▶ _Task_:
Without altering anything, output the material below.

▶ _Given records_:
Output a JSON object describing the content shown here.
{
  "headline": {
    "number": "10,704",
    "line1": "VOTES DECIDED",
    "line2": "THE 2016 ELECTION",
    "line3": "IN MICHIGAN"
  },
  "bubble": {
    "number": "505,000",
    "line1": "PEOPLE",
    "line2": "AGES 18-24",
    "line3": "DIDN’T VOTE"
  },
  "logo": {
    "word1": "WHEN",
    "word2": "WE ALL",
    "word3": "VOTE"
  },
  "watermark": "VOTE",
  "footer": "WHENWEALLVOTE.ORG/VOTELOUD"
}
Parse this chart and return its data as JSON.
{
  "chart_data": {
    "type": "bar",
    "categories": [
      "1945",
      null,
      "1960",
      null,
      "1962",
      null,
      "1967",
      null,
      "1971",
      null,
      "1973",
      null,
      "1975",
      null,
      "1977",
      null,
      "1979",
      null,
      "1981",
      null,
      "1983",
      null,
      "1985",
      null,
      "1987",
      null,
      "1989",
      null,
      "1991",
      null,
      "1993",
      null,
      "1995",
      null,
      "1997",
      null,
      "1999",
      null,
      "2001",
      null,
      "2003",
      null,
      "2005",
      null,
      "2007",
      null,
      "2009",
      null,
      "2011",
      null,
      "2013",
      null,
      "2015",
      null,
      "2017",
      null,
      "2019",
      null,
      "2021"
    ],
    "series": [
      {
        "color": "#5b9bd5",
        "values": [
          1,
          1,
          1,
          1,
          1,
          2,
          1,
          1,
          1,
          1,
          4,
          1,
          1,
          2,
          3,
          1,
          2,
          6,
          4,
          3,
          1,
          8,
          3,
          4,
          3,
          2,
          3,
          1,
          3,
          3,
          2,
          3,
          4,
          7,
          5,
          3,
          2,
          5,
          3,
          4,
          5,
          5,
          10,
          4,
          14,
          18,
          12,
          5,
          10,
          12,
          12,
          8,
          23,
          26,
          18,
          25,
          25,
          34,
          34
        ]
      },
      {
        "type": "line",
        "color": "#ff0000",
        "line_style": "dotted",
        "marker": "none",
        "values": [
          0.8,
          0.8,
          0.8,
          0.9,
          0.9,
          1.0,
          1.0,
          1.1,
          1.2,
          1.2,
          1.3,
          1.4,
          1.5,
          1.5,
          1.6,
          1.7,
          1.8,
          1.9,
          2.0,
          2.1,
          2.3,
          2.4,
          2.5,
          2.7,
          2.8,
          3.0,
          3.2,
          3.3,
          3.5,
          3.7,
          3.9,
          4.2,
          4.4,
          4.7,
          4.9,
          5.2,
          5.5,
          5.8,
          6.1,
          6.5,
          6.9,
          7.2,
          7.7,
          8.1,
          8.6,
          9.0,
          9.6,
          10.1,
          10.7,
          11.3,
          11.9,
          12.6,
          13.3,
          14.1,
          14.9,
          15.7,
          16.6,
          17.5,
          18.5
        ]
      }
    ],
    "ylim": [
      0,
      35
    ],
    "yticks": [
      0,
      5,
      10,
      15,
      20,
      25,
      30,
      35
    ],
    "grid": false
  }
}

▶ _Solution to this exercise_:
Output a JSON object describing the content shown here.
{
  "headline": {
    "number": "10,704",
    "line1": "VOTES DECIDED",
    "line2": "THE 2016 ELECTION",
    "line3": "IN MICHIGAN"
  },
  "bubble": {
    "number": "505,000",
    "line1": "PEOPLE",
    "line2": "AGES 18-24",
    "line3": "DIDN’T VOTE"
  },
  "logo": {
    "word1": "WHEN",
    "word2": "WE ALL",
    "word3": "VOTE"
  },
  "watermark": "VOTE",
  "footer": "WHENWEALLVOTE.ORG/VOTELOUD"
}
Parse this chart and return its data as JSON.
{
  "chart_data": {
    "type": "bar",
    "categories": [
      "1945",
      null,
      "1960",
      null,
      "1962",
      null,
      "1967",
      null,
      "1971",
      null,
      "1973",
      null,
      "1975",
      null,
      "1977",
      null,
      "1979",
      null,
      "1981",
      null,
      "1983",
      null,
      "1985",
      null,
      "1987",
      null,
      "1989",
      null,
      "1991",
      null,
      "1993",
      null,
      "1995",
      null,
      "1997",
      null,
      "1999",
      null,
      "2001",
      null,
      "2003",
      null,
      "2005",
      null,
      "2007",
      null,
      "2009",
      null,
      "2011",
      null,
      "2013",
      null,
      "2015",
      null,
      "2017",
      null,
      "2019",
      null,
      "2021"
    ],
    "series": [
      {
        "color": "#5b9bd5",
        "values": [
          1,
          1,
          1,
          1,
          1,
          2,
          1,
          1,
          1,
          1,
          4,
          1,
          1,
          2,
          3,
          1,
          2,
          6,
          4,
          3,
          1,
          8,
          3,
          4,
          3,
          2,
          3,
          1,
          3,
          3,
          2,
          3,
          4,
          7,
          5,
          3,
          2,
          5,
          3,
          4,
          5,
          5,
          10,
          4,
          14,
          18,
          12,
          5,
          10,
          12,
          12,
          8,
          23,
          26,
          18,
          25,
          25,
          34,
          34
        ]
      },
      {
        "type": "line",
        "color": "#ff0000",
        "line_style": "dotted",
        "marker": "none",
        "values": [
          0.8,
          0.8,
          0.8,
          0.9,
          0.9,
          1.0,
          1.0,
          1.1,
          1.2,
          1.2,
          1.3,
          1.4,
          1.5,
          1.5,
          1.6,
          1.7,
          1.8,
          1.9,
          2.0,
          2.1,
          2.3,
          2.4,
          2.5,
          2.7,
          2.8,
          3.0,
          3.2,
          3.3,
          3.5,
          3.7,
          3.9,
          4.2,
          4.4,
          4.7,
          4.9,
          5.2,
          5.5,
          5.8,
          6.1,
          6.5,
          6.9,
          7.2,
          7.7,
          8.1,
          8.6,
          9.0,
          9.6,
          10.1,
          10.7,
          11.3,
          11.9,
          12.6,
          13.3,
          14.1,
          14.9,
          15.7,
          16.6,
          17.5,
          18.5
        ]
      }
    ],
    "ylim": [
      0,
      35
    ],
    "yticks": [
      0,
      5,
      10,
      15,
      20,
      25,
      30,
      35
    ],
    "grid": false
  }
}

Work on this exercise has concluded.